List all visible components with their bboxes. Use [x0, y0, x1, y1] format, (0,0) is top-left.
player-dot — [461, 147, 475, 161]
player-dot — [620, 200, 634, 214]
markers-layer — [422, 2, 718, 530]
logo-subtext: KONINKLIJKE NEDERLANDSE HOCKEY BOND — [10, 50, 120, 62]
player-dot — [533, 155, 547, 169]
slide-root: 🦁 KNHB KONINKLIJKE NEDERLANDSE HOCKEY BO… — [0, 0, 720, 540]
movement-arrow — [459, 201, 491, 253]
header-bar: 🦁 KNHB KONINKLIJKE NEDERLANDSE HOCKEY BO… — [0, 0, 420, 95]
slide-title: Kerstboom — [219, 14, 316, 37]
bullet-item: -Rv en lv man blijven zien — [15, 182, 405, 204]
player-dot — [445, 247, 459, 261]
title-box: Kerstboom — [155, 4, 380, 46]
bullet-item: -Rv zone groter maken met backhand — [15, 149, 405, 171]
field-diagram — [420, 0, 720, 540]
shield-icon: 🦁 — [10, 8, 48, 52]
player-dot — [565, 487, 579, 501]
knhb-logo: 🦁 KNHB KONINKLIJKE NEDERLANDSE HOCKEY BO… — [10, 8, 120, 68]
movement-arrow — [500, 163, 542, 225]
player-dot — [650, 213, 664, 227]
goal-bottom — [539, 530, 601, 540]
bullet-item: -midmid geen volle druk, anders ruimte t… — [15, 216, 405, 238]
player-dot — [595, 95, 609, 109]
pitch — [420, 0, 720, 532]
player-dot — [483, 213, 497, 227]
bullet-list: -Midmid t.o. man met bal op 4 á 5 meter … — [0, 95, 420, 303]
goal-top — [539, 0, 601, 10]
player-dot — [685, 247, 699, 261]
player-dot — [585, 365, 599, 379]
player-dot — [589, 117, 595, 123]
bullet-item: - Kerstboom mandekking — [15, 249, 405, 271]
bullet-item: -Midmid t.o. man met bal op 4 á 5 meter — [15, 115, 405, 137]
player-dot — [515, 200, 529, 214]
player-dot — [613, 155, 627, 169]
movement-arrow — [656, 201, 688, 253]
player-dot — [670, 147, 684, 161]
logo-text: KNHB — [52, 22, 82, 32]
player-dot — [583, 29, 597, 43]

....

*What is required:* Copy out every line of the data above, unchanged and in the same order.

*Solution for this problem:*
List all visible components with their bboxes. Use [x0, y0, x1, y1] format, (0,0) is top-left.
player-dot — [461, 147, 475, 161]
player-dot — [620, 200, 634, 214]
markers-layer — [422, 2, 718, 530]
logo-subtext: KONINKLIJKE NEDERLANDSE HOCKEY BOND — [10, 50, 120, 62]
player-dot — [533, 155, 547, 169]
slide-root: 🦁 KNHB KONINKLIJKE NEDERLANDSE HOCKEY BO… — [0, 0, 720, 540]
movement-arrow — [459, 201, 491, 253]
header-bar: 🦁 KNHB KONINKLIJKE NEDERLANDSE HOCKEY BO… — [0, 0, 420, 95]
slide-title: Kerstboom — [219, 14, 316, 37]
bullet-item: -Rv en lv man blijven zien — [15, 182, 405, 204]
player-dot — [445, 247, 459, 261]
title-box: Kerstboom — [155, 4, 380, 46]
bullet-item: -Rv zone groter maken met backhand — [15, 149, 405, 171]
field-diagram — [420, 0, 720, 540]
shield-icon: 🦁 — [10, 8, 48, 52]
player-dot — [565, 487, 579, 501]
knhb-logo: 🦁 KNHB KONINKLIJKE NEDERLANDSE HOCKEY BO… — [10, 8, 120, 68]
movement-arrow — [500, 163, 542, 225]
player-dot — [650, 213, 664, 227]
goal-bottom — [539, 530, 601, 540]
bullet-item: -midmid geen volle druk, anders ruimte t… — [15, 216, 405, 238]
player-dot — [595, 95, 609, 109]
pitch — [420, 0, 720, 532]
player-dot — [483, 213, 497, 227]
bullet-list: -Midmid t.o. man met bal op 4 á 5 meter … — [0, 95, 420, 303]
goal-top — [539, 0, 601, 10]
player-dot — [685, 247, 699, 261]
player-dot — [585, 365, 599, 379]
player-dot — [589, 117, 595, 123]
bullet-item: - Kerstboom mandekking — [15, 249, 405, 271]
bullet-item: -Midmid t.o. man met bal op 4 á 5 meter — [15, 115, 405, 137]
player-dot — [515, 200, 529, 214]
player-dot — [613, 155, 627, 169]
movement-arrow — [656, 201, 688, 253]
player-dot — [670, 147, 684, 161]
logo-text: KNHB — [52, 22, 82, 32]
player-dot — [583, 29, 597, 43]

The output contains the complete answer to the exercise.